▸ Short task
Reproduce the records below in their entirety, character for character.

[Stored records]
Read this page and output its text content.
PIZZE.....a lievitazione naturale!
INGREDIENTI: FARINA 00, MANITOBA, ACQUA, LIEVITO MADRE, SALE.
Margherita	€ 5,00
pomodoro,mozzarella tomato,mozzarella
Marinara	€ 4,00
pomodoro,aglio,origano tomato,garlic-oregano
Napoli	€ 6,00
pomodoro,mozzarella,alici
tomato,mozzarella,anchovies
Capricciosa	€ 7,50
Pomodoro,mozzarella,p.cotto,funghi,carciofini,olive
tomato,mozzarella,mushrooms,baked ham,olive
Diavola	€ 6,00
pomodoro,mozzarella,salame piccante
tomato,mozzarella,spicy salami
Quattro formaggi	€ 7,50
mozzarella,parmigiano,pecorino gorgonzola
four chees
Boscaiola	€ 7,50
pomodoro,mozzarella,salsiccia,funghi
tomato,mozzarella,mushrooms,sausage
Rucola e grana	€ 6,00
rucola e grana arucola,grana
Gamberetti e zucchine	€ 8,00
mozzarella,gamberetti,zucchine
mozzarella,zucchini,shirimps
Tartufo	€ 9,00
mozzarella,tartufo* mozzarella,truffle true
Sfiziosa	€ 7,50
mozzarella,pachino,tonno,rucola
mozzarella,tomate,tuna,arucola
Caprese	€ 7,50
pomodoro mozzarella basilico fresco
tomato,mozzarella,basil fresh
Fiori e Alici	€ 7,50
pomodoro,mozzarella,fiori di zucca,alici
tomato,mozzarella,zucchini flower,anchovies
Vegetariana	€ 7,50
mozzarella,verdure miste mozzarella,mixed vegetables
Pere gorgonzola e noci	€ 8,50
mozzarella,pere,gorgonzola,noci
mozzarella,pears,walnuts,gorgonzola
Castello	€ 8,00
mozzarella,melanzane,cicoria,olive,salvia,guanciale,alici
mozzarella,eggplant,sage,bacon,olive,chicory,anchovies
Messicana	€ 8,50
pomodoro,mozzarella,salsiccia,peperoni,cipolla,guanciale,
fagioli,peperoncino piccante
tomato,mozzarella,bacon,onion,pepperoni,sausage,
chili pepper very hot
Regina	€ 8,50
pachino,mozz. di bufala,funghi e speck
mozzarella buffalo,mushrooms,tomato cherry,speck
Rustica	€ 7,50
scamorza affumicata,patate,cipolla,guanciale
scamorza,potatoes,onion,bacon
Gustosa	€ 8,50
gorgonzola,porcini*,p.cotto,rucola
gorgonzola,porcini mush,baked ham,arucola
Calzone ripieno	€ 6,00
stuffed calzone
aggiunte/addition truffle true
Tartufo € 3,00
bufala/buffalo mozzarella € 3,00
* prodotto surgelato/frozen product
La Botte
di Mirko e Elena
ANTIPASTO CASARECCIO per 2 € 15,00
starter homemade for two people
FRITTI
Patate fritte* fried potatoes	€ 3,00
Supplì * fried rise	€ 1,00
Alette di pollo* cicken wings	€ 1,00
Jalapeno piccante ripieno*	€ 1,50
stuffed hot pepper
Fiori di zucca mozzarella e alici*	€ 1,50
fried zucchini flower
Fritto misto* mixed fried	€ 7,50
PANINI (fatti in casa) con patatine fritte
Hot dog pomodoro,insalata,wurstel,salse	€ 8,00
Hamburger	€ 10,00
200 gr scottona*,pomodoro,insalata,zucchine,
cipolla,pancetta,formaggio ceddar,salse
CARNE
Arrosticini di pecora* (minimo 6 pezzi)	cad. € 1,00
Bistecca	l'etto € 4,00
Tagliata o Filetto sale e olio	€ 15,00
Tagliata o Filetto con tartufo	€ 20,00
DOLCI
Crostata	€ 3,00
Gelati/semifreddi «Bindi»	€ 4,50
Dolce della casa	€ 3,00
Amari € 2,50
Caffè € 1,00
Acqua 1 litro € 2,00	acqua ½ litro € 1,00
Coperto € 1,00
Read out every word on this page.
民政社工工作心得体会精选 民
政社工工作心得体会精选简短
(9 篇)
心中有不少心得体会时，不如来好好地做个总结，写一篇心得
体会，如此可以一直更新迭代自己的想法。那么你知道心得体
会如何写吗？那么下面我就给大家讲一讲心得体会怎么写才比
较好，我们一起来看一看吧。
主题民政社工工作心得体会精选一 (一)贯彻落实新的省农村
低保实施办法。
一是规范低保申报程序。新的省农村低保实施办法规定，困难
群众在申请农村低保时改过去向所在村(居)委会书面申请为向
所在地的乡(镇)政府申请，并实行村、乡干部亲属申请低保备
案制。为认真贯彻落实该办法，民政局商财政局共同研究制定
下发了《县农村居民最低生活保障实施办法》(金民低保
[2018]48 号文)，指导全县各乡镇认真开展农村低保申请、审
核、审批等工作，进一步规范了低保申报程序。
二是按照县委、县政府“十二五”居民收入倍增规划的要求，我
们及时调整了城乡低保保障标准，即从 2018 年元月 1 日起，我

▸ Full output
Read this page and output its text content.
PIZZE.....a lievitazione naturale!
INGREDIENTI: FARINA 00, MANITOBA, ACQUA, LIEVITO MADRE, SALE.
Margherita	€ 5,00
pomodoro,mozzarella tomato,mozzarella
Marinara	€ 4,00
pomodoro,aglio,origano tomato,garlic-oregano
Napoli	€ 6,00
pomodoro,mozzarella,alici
tomato,mozzarella,anchovies
Capricciosa	€ 7,50
Pomodoro,mozzarella,p.cotto,funghi,carciofini,olive
tomato,mozzarella,mushrooms,baked ham,olive
Diavola	€ 6,00
pomodoro,mozzarella,salame piccante
tomato,mozzarella,spicy salami
Quattro formaggi	€ 7,50
mozzarella,parmigiano,pecorino gorgonzola
four chees
Boscaiola	€ 7,50
pomodoro,mozzarella,salsiccia,funghi
tomato,mozzarella,mushrooms,sausage
Rucola e grana	€ 6,00
rucola e grana arucola,grana
Gamberetti e zucchine	€ 8,00
mozzarella,gamberetti,zucchine
mozzarella,zucchini,shirimps
Tartufo	€ 9,00
mozzarella,tartufo* mozzarella,truffle true
Sfiziosa	€ 7,50
mozzarella,pachino,tonno,rucola
mozzarella,tomate,tuna,arucola
Caprese	€ 7,50
pomodoro mozzarella basilico fresco
tomato,mozzarella,basil fresh
Fiori e Alici	€ 7,50
pomodoro,mozzarella,fiori di zucca,alici
tomato,mozzarella,zucchini flower,anchovies
Vegetariana	€ 7,50
mozzarella,verdure miste mozzarella,mixed vegetables
Pere gorgonzola e noci	€ 8,50
mozzarella,pere,gorgonzola,noci
mozzarella,pears,walnuts,gorgonzola
Castello	€ 8,00
mozzarella,melanzane,cicoria,olive,salvia,guanciale,alici
mozzarella,eggplant,sage,bacon,olive,chicory,anchovies
Messicana	€ 8,50
pomodoro,mozzarella,salsiccia,peperoni,cipolla,guanciale,
fagioli,peperoncino piccante
tomato,mozzarella,bacon,onion,pepperoni,sausage,
chili pepper very hot
Regina	€ 8,50
pachino,mozz. di bufala,funghi e speck
mozzarella buffalo,mushrooms,tomato cherry,speck
Rustica	€ 7,50
scamorza affumicata,patate,cipolla,guanciale
scamorza,potatoes,onion,bacon
Gustosa	€ 8,50
gorgonzola,porcini*,p.cotto,rucola
gorgonzola,porcini mush,baked ham,arucola
Calzone ripieno	€ 6,00
stuffed calzone
aggiunte/addition truffle true
Tartufo € 3,00
bufala/buffalo mozzarella € 3,00
* prodotto surgelato/frozen product
La Botte
di Mirko e Elena
ANTIPASTO CASARECCIO per 2 € 15,00
starter homemade for two people
FRITTI
Patate fritte* fried potatoes	€ 3,00
Supplì * fried rise	€ 1,00
Alette di pollo* cicken wings	€ 1,00
Jalapeno piccante ripieno*	€ 1,50
stuffed hot pepper
Fiori di zucca mozzarella e alici*	€ 1,50
fried zucchini flower
Fritto misto* mixed fried	€ 7,50
PANINI (fatti in casa) con patatine fritte
Hot dog pomodoro,insalata,wurstel,salse	€ 8,00
Hamburger	€ 10,00
200 gr scottona*,pomodoro,insalata,zucchine,
cipolla,pancetta,formaggio ceddar,salse
CARNE
Arrosticini di pecora* (minimo 6 pezzi)	cad. € 1,00
Bistecca	l'etto € 4,00
Tagliata o Filetto sale e olio	€ 15,00
Tagliata o Filetto con tartufo	€ 20,00
DOLCI
Crostata	€ 3,00
Gelati/semifreddi «Bindi»	€ 4,50
Dolce della casa	€ 3,00
Amari € 2,50
Caffè € 1,00
Acqua 1 litro € 2,00	acqua ½ litro € 1,00
Coperto € 1,00
Read out every word on this page.
民政社工工作心得体会精选 民
政社工工作心得体会精选简短
(9 篇)
心中有不少心得体会时，不如来好好地做个总结，写一篇心得
体会，如此可以一直更新迭代自己的想法。那么你知道心得体
会如何写吗？那么下面我就给大家讲一讲心得体会怎么写才比
较好，我们一起来看一看吧。
主题民政社工工作心得体会精选一 (一)贯彻落实新的省农村
低保实施办法。
一是规范低保申报程序。新的省农村低保实施办法规定，困难
群众在申请农村低保时改过去向所在村(居)委会书面申请为向
所在地的乡(镇)政府申请，并实行村、乡干部亲属申请低保备
案制。为认真贯彻落实该办法，民政局商财政局共同研究制定
下发了《县农村居民最低生活保障实施办法》(金民低保
[2018]48 号文)，指导全县各乡镇认真开展农村低保申请、审
核、审批等工作，进一步规范了低保申报程序。
二是按照县委、县政府“十二五”居民收入倍增规划的要求，我
们及时调整了城乡低保保障标准，即从 2018 年元月 1 日起，我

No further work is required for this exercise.